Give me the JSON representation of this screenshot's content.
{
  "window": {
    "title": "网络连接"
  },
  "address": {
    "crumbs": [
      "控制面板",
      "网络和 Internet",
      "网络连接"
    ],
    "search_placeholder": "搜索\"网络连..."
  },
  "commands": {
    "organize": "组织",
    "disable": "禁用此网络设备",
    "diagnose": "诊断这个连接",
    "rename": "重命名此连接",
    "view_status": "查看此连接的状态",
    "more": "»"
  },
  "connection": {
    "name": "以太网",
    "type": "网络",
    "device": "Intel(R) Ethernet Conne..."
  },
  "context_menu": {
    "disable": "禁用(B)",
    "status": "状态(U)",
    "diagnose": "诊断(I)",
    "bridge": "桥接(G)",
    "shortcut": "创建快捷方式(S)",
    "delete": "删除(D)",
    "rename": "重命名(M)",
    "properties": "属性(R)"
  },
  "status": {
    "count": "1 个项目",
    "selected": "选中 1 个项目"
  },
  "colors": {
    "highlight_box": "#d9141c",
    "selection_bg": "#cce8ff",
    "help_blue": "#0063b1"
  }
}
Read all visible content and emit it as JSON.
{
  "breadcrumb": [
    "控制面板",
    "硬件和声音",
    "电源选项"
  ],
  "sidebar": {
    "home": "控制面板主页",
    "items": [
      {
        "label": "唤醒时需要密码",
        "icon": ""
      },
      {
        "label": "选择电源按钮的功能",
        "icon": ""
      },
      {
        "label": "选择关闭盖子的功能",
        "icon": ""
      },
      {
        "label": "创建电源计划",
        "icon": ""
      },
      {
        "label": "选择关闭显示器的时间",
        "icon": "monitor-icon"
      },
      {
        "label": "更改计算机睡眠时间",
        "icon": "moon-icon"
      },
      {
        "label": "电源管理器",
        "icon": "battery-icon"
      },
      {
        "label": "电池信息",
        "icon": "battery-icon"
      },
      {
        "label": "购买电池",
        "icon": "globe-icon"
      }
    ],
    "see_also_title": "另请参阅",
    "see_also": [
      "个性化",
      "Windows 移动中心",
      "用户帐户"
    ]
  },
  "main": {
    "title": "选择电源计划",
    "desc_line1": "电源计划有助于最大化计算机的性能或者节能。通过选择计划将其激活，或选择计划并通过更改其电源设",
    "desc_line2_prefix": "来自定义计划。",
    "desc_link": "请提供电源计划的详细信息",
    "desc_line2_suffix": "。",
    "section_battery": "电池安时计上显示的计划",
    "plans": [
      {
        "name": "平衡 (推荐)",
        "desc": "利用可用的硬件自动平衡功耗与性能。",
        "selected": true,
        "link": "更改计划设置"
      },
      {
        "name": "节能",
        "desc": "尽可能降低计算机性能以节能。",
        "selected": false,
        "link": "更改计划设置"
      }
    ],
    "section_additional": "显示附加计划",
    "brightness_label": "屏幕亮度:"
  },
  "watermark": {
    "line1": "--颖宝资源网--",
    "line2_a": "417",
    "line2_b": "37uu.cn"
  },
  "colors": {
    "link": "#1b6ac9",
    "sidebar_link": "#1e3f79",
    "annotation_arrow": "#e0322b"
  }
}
==*==
Objective - Identify the lines of the entries containing the string "JSON". Copy each such line.

Expected answer -
Give me the JSON representation of this screenshot's content.
Read all visible content and emit it as JSON.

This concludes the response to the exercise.